Your task:
Repeat exactly, and only, the lines from the one holding "What data was" through the last line of the records below.

───── Materials provided

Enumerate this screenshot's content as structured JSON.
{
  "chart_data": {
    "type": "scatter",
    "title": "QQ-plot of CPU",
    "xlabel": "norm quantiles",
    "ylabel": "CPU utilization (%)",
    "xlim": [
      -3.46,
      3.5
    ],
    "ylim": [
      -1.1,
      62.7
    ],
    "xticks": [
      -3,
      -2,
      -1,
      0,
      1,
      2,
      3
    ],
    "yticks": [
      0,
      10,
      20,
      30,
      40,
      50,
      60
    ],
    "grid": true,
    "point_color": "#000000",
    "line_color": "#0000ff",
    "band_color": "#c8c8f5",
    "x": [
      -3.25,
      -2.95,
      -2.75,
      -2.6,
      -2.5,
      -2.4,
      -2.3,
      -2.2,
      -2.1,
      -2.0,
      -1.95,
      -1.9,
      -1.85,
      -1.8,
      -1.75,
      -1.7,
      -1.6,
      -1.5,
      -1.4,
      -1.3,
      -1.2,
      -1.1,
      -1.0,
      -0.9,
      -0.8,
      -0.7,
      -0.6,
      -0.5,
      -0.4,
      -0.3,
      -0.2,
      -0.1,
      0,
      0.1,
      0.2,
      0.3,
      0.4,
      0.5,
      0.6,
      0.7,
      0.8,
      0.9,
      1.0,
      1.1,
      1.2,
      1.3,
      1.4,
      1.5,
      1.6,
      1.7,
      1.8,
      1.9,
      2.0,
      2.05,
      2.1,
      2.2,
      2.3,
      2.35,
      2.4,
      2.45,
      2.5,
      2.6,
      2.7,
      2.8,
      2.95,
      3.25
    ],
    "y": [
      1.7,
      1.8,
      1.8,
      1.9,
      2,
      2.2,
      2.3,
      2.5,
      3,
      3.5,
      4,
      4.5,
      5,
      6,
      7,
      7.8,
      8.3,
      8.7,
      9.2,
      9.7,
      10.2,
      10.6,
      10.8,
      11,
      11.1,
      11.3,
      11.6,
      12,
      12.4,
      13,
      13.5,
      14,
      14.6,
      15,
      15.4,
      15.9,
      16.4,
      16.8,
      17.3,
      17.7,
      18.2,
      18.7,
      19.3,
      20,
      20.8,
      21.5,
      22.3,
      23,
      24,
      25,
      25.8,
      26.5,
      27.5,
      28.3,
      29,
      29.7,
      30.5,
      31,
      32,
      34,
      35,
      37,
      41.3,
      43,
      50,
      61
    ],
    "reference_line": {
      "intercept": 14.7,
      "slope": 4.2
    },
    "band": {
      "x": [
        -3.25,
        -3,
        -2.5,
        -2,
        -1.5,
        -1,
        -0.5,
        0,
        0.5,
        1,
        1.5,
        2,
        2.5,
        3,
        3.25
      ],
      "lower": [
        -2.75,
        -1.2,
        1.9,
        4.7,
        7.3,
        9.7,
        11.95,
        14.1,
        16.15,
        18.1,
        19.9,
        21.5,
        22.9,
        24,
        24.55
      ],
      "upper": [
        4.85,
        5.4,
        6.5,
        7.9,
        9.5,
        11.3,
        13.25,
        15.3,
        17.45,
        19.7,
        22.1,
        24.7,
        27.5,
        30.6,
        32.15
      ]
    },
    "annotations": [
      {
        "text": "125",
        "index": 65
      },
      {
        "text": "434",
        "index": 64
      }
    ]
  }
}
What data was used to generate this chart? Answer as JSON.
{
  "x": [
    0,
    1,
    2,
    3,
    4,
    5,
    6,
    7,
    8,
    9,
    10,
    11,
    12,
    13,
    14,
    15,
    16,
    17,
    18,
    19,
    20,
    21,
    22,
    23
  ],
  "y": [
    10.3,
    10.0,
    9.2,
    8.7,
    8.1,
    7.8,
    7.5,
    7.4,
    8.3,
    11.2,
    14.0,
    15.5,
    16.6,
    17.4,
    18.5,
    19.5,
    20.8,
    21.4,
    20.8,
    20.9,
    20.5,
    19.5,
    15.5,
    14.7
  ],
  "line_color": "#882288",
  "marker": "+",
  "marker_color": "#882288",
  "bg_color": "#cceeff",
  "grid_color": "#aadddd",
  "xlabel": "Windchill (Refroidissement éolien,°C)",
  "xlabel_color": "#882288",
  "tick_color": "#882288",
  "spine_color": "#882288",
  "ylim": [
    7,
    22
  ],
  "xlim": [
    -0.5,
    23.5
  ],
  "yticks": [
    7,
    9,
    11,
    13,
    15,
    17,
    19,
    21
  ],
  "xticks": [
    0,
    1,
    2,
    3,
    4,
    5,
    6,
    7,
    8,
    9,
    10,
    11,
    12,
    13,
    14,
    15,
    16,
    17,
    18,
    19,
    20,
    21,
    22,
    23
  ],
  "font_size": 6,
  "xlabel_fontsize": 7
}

──────────

Exercise response:
What data was used to generate this chart? Answer as JSON.
{
  "x": [
    0,
    1,
    2,
    3,
    4,
    5,
    6,
    7,
    8,
    9,
    10,
    11,
    12,
    13,
    14,
    15,
    16,
    17,
    18,
    19,
    20,
    21,
    22,
    23
  ],
  "y": [
    10.3,
    10.0,
    9.2,
    8.7,
    8.1,
    7.8,
    7.5,
    7.4,
    8.3,
    11.2,
    14.0,
    15.5,
    16.6,
    17.4,
    18.5,
    19.5,
    20.8,
    21.4,
    20.8,
    20.9,
    20.5,
    19.5,
    15.5,
    14.7
  ],
  "line_color": "#882288",
  "marker": "+",
  "marker_color": "#882288",
  "bg_color": "#cceeff",
  "grid_color": "#aadddd",
  "xlabel": "Windchill (Refroidissement éolien,°C)",
  "xlabel_color": "#882288",
  "tick_color": "#882288",
  "spine_color": "#882288",
  "ylim": [
    7,
    22
  ],
  "xlim": [
    -0.5,
    23.5
  ],
  "yticks": [
    7,
    9,
    11,
    13,
    15,
    17,
    19,
    21
  ],
  "xticks": [
    0,
    1,
    2,
    3,
    4,
    5,
    6,
    7,
    8,
    9,
    10,
    11,
    12,
    13,
    14,
    15,
    16,
    17,
    18,
    19,
    20,
    21,
    22,
    23
  ],
  "font_size": 6,
  "xlabel_fontsize": 7
}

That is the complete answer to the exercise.